**OBJECTIVE**. Search the records below for the word "from". Pull out each line that has it.

**DATA PROVIDED**.
+++

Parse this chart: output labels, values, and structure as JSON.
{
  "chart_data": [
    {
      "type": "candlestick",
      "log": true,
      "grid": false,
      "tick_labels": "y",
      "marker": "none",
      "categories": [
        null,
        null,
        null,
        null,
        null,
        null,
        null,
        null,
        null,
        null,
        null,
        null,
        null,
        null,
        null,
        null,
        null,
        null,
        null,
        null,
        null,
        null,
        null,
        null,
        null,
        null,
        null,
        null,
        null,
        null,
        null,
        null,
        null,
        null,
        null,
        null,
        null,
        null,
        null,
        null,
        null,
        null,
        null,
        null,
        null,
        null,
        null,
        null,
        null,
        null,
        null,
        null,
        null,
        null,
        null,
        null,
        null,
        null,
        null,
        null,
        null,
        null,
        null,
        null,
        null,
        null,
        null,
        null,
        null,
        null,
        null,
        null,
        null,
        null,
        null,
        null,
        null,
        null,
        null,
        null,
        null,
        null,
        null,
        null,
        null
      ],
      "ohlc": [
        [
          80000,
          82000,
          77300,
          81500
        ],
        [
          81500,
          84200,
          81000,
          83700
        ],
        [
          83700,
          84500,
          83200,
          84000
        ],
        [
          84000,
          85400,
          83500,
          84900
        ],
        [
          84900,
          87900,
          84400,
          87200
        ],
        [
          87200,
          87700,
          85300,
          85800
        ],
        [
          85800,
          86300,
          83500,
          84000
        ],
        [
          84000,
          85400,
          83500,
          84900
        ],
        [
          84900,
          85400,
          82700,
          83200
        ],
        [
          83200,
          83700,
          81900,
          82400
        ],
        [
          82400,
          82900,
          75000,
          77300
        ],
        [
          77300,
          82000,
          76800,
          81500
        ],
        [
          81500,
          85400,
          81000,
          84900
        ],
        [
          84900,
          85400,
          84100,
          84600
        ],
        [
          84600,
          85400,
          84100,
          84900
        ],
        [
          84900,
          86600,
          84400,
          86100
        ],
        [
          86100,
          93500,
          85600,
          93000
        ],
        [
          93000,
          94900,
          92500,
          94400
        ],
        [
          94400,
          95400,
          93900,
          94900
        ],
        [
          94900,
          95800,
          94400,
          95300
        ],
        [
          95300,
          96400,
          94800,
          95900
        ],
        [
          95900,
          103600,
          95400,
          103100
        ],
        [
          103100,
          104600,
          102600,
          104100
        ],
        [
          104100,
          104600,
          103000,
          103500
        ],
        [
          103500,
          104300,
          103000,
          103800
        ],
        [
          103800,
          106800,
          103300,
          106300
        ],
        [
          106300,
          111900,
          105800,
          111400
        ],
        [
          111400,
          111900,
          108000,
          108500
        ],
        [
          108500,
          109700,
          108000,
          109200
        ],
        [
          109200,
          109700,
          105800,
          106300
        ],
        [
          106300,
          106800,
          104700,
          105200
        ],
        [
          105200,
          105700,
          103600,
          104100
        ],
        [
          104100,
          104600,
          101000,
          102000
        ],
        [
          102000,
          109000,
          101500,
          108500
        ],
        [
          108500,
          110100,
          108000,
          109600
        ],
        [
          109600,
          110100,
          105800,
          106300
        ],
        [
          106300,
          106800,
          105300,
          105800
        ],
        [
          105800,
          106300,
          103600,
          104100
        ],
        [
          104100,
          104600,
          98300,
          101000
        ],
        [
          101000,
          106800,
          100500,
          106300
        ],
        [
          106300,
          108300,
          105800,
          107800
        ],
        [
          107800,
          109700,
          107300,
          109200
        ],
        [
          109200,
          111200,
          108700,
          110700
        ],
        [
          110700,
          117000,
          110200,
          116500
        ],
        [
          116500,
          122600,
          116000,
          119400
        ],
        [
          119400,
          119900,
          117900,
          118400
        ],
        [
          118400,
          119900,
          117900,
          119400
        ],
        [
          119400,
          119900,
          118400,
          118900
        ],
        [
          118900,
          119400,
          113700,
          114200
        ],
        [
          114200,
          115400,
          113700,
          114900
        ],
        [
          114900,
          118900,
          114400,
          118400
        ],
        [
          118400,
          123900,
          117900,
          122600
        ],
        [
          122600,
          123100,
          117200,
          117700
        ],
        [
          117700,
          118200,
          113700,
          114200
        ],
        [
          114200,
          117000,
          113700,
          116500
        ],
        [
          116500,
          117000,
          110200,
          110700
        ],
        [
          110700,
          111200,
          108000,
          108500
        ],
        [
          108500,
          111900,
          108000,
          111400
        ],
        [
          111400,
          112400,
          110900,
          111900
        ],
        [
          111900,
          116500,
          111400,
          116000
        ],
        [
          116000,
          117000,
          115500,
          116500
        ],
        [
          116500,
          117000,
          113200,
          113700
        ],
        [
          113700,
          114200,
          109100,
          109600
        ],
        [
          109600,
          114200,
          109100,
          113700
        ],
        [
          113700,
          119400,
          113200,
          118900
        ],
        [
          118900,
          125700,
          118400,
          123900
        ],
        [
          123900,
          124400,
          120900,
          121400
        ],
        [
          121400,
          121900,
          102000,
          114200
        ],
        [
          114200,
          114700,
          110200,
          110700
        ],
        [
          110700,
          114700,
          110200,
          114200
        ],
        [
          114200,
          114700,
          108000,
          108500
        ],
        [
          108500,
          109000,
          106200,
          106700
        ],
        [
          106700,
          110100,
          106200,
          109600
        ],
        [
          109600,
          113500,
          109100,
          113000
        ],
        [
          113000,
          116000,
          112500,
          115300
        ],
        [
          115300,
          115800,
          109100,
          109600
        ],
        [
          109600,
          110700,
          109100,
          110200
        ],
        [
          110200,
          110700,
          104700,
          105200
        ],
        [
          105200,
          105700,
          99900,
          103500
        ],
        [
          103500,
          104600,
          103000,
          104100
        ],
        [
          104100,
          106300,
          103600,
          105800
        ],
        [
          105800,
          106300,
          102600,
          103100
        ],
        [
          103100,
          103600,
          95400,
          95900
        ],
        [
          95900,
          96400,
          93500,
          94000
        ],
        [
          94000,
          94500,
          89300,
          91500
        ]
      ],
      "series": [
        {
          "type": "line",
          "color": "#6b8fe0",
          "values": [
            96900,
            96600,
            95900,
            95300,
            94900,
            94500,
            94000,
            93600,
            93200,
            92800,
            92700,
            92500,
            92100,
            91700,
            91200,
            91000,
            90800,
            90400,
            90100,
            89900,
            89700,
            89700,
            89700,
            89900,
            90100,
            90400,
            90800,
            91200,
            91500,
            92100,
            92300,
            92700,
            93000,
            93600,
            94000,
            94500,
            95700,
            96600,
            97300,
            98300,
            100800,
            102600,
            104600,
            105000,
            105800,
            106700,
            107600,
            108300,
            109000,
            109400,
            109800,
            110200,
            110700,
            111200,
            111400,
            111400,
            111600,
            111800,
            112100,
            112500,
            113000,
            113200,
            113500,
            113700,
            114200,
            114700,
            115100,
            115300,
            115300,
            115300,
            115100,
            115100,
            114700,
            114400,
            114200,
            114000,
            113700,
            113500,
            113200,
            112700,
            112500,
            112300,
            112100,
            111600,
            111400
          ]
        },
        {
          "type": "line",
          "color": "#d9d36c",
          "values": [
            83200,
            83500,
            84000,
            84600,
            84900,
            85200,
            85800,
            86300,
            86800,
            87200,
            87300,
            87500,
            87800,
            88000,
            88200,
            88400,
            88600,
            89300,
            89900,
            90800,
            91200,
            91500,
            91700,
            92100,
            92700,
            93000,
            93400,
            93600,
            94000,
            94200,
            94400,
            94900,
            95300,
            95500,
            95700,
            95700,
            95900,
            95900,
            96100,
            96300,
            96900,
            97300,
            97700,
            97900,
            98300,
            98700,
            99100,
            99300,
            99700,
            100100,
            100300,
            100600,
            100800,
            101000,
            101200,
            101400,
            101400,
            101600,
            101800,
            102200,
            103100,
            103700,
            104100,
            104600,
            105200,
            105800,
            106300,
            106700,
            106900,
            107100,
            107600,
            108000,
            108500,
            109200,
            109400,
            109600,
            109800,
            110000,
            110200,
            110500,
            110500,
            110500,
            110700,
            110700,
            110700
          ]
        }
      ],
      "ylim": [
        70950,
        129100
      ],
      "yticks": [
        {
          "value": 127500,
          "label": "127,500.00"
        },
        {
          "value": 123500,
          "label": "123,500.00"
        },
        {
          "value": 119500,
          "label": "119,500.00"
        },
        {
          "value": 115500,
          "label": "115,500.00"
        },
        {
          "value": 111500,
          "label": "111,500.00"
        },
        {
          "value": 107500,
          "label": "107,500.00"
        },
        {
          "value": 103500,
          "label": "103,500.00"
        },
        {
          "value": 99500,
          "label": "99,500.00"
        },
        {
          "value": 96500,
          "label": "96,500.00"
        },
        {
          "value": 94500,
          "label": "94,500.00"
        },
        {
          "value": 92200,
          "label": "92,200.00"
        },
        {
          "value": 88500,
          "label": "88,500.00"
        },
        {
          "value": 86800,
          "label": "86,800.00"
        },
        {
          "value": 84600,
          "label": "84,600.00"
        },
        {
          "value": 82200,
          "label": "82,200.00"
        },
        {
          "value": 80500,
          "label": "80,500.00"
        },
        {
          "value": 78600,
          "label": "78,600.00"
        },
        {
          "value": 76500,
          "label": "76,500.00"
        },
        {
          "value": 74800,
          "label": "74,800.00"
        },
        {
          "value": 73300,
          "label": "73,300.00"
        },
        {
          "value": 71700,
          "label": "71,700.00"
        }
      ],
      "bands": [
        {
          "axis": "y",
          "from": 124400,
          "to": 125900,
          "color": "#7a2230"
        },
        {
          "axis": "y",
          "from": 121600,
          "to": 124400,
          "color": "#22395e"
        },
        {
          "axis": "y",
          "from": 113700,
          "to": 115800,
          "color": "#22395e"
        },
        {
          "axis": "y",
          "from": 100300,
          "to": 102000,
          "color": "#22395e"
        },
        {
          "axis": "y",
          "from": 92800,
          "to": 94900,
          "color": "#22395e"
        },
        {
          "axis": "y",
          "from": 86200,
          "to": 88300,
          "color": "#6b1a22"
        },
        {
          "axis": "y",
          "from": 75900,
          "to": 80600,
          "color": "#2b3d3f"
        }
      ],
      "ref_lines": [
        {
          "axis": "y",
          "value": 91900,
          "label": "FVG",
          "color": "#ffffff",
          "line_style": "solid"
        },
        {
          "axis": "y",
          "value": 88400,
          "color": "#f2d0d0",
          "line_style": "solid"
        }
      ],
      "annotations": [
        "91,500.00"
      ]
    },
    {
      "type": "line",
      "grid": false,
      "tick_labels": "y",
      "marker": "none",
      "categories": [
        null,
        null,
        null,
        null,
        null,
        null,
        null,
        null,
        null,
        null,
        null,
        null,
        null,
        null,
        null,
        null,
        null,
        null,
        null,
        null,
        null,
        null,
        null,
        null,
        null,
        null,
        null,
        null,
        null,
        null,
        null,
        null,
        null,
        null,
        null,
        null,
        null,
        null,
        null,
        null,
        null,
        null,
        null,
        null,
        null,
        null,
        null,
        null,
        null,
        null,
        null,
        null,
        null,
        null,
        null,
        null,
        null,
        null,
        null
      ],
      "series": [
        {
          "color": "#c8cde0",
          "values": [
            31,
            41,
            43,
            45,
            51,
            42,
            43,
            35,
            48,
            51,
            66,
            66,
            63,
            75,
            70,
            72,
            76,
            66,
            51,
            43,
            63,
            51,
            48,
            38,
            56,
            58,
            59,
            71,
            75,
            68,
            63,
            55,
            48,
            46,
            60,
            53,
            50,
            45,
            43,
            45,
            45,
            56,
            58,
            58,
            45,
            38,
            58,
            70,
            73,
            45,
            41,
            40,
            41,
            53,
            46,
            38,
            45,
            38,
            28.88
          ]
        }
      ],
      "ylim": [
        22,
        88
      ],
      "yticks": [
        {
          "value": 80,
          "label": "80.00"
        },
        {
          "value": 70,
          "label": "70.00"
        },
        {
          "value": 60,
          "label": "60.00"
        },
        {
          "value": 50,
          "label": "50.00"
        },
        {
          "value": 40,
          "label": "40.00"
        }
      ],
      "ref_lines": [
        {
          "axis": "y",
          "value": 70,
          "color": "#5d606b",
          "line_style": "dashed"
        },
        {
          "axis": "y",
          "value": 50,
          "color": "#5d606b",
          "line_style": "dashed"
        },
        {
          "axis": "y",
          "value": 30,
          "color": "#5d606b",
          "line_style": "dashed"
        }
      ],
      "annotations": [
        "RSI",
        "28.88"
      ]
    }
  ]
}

+++

**SOLUTION**.
          "from": 124400,
          "from": 121600,
          "from": 113700,
          "from": 100300,
          "from": 92800,
          "from": 86200,
          "from": 75900,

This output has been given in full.